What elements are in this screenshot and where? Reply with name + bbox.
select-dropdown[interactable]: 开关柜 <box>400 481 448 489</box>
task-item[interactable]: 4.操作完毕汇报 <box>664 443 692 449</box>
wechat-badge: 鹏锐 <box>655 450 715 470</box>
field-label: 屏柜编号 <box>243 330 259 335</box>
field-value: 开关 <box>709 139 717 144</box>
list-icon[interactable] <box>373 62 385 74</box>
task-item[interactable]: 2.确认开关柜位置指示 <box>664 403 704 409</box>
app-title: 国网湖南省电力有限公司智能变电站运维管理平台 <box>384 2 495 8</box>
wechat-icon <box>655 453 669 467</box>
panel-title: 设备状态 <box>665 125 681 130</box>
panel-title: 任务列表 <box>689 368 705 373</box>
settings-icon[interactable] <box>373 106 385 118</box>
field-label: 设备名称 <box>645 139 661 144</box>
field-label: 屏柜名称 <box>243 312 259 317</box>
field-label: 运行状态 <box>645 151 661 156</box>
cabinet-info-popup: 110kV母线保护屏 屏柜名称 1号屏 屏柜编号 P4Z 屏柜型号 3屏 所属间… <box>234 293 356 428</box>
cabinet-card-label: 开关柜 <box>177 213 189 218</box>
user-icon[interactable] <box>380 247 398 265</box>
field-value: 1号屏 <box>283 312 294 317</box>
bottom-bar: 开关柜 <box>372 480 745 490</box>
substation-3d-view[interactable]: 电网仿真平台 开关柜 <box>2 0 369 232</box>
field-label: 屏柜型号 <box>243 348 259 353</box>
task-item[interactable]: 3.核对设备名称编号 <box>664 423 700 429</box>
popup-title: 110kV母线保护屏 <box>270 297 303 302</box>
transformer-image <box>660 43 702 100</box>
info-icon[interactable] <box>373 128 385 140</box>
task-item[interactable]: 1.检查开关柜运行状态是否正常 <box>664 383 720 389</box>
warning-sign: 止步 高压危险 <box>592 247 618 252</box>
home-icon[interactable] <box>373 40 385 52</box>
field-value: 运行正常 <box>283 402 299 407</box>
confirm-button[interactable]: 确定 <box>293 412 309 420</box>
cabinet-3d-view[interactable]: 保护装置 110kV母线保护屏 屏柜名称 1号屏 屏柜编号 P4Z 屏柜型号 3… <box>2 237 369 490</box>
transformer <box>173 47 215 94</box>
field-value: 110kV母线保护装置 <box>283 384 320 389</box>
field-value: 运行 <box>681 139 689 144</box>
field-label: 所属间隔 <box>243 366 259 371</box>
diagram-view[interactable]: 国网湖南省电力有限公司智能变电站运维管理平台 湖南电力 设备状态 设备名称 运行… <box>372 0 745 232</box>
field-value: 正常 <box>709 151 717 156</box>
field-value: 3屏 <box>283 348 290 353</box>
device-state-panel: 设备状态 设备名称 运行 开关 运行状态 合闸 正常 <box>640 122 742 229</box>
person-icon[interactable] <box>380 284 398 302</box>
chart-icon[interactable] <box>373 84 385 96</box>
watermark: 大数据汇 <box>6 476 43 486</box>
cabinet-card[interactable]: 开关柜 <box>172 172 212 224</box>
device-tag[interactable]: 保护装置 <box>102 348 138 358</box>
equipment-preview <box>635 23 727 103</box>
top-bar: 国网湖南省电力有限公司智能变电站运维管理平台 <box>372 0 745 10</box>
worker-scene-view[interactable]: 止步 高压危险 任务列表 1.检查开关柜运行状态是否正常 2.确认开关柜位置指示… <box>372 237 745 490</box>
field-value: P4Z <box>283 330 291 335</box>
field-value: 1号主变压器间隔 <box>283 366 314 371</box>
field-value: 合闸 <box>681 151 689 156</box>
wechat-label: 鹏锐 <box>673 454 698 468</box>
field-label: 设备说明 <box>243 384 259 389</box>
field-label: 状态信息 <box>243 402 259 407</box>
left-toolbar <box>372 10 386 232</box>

────────

▶ _PROBLEM_
Rewrite the records from their start through the line containing "popup-title: 110kV母线保护屏 <box>270", inclusive, with every "field-label" changed to "form-label" and everything else left unchanged.

▶ _REPLY_
What elements are in this screenshot and where? Reply with name + bbox.
select-dropdown[interactable]: 开关柜 <box>400 481 448 489</box>
task-item[interactable]: 4.操作完毕汇报 <box>664 443 692 449</box>
wechat-badge: 鹏锐 <box>655 450 715 470</box>
form-label: 屏柜编号 <box>243 330 259 335</box>
field-value: 开关 <box>709 139 717 144</box>
list-icon[interactable] <box>373 62 385 74</box>
task-item[interactable]: 2.确认开关柜位置指示 <box>664 403 704 409</box>
app-title: 国网湖南省电力有限公司智能变电站运维管理平台 <box>384 2 495 8</box>
wechat-icon <box>655 453 669 467</box>
panel-title: 设备状态 <box>665 125 681 130</box>
panel-title: 任务列表 <box>689 368 705 373</box>
settings-icon[interactable] <box>373 106 385 118</box>
form-label: 设备名称 <box>645 139 661 144</box>
form-label: 屏柜名称 <box>243 312 259 317</box>
form-label: 运行状态 <box>645 151 661 156</box>
cabinet-info-popup: 110kV母线保护屏 屏柜名称 1号屏 屏柜编号 P4Z 屏柜型号 3屏 所属间… <box>234 293 356 428</box>
cabinet-card-label: 开关柜 <box>177 213 189 218</box>
user-icon[interactable] <box>380 247 398 265</box>
field-value: 1号屏 <box>283 312 294 317</box>
bottom-bar: 开关柜 <box>372 480 745 490</box>
substation-3d-view[interactable]: 电网仿真平台 开关柜 <box>2 0 369 232</box>
form-label: 屏柜型号 <box>243 348 259 353</box>
task-item[interactable]: 3.核对设备名称编号 <box>664 423 700 429</box>
popup-title: 110kV母线保护屏 <box>270 297 303 302</box>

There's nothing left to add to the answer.